------ Material for the task
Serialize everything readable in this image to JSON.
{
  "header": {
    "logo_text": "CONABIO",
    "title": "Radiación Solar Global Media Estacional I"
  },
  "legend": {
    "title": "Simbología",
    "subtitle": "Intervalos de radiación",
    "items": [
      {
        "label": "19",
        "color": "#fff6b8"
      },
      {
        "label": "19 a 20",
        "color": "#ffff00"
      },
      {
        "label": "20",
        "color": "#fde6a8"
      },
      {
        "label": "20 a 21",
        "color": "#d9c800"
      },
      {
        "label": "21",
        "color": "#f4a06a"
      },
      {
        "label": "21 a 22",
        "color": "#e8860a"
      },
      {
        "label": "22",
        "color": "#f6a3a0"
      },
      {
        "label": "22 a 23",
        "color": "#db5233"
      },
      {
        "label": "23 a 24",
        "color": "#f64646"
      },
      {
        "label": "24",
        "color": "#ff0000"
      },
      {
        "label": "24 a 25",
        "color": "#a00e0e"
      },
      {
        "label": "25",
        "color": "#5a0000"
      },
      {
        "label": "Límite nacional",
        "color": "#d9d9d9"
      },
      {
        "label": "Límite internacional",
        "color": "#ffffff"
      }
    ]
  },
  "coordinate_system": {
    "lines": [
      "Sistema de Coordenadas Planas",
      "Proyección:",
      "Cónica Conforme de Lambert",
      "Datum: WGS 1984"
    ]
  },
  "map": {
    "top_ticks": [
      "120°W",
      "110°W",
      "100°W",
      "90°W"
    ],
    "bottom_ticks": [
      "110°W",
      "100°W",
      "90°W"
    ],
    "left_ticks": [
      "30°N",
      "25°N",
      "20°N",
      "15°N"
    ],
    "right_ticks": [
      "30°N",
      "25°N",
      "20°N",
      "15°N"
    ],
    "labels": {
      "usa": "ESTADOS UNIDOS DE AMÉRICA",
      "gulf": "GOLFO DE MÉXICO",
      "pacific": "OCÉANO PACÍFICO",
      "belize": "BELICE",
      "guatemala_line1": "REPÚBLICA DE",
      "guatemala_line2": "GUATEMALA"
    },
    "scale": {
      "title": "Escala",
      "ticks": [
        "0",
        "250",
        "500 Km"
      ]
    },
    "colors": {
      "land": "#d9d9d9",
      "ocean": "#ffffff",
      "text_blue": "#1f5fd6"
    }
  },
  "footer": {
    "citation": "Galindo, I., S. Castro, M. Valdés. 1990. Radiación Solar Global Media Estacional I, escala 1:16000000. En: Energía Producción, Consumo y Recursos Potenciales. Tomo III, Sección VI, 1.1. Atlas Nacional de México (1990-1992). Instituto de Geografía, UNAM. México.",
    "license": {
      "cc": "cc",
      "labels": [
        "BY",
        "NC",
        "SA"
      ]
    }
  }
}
------------
* [What to produce]
Print every entry exactly as it appears.

* [Reply]
Serialize everything readable in this image to JSON.
{
  "header": {
    "logo_text": "CONABIO",
    "title": "Radiación Solar Global Media Estacional I"
  },
  "legend": {
    "title": "Simbología",
    "subtitle": "Intervalos de radiación",
    "items": [
      {
        "label": "19",
        "color": "#fff6b8"
      },
      {
        "label": "19 a 20",
        "color": "#ffff00"
      },
      {
        "label": "20",
        "color": "#fde6a8"
      },
      {
        "label": "20 a 21",
        "color": "#d9c800"
      },
      {
        "label": "21",
        "color": "#f4a06a"
      },
      {
        "label": "21 a 22",
        "color": "#e8860a"
      },
      {
        "label": "22",
        "color": "#f6a3a0"
      },
      {
        "label": "22 a 23",
        "color": "#db5233"
      },
      {
        "label": "23 a 24",
        "color": "#f64646"
      },
      {
        "label": "24",
        "color": "#ff0000"
      },
      {
        "label": "24 a 25",
        "color": "#a00e0e"
      },
      {
        "label": "25",
        "color": "#5a0000"
      },
      {
        "label": "Límite nacional",
        "color": "#d9d9d9"
      },
      {
        "label": "Límite internacional",
        "color": "#ffffff"
      }
    ]
  },
  "coordinate_system": {
    "lines": [
      "Sistema de Coordenadas Planas",
      "Proyección:",
      "Cónica Conforme de Lambert",
      "Datum: WGS 1984"
    ]
  },
  "map": {
    "top_ticks": [
      "120°W",
      "110°W",
      "100°W",
      "90°W"
    ],
    "bottom_ticks": [
      "110°W",
      "100°W",
      "90°W"
    ],
    "left_ticks": [
      "30°N",
      "25°N",
      "20°N",
      "15°N"
    ],
    "right_ticks": [
      "30°N",
      "25°N",
      "20°N",
      "15°N"
    ],
    "labels": {
      "usa": "ESTADOS UNIDOS DE AMÉRICA",
      "gulf": "GOLFO DE MÉXICO",
      "pacific": "OCÉANO PACÍFICO",
      "belize": "BELICE",
      "guatemala_line1": "REPÚBLICA DE",
      "guatemala_line2": "GUATEMALA"
    },
    "scale": {
      "title": "Escala",
      "ticks": [
        "0",
        "250",
        "500 Km"
      ]
    },
    "colors": {
      "land": "#d9d9d9",
      "ocean": "#ffffff",
      "text_blue": "#1f5fd6"
    }
  },
  "footer": {
    "citation": "Galindo, I., S. Castro, M. Valdés. 1990. Radiación Solar Global Media Estacional I, escala 1:16000000. En: Energía Producción, Consumo y Recursos Potenciales. Tomo III, Sección VI, 1.1. Atlas Nacional de México (1990-1992). Instituto de Geografía, UNAM. México.",
    "license": {
      "cc": "cc",
      "labels": [
        "BY",
        "NC",
        "SA"
      ]
    }
  }
}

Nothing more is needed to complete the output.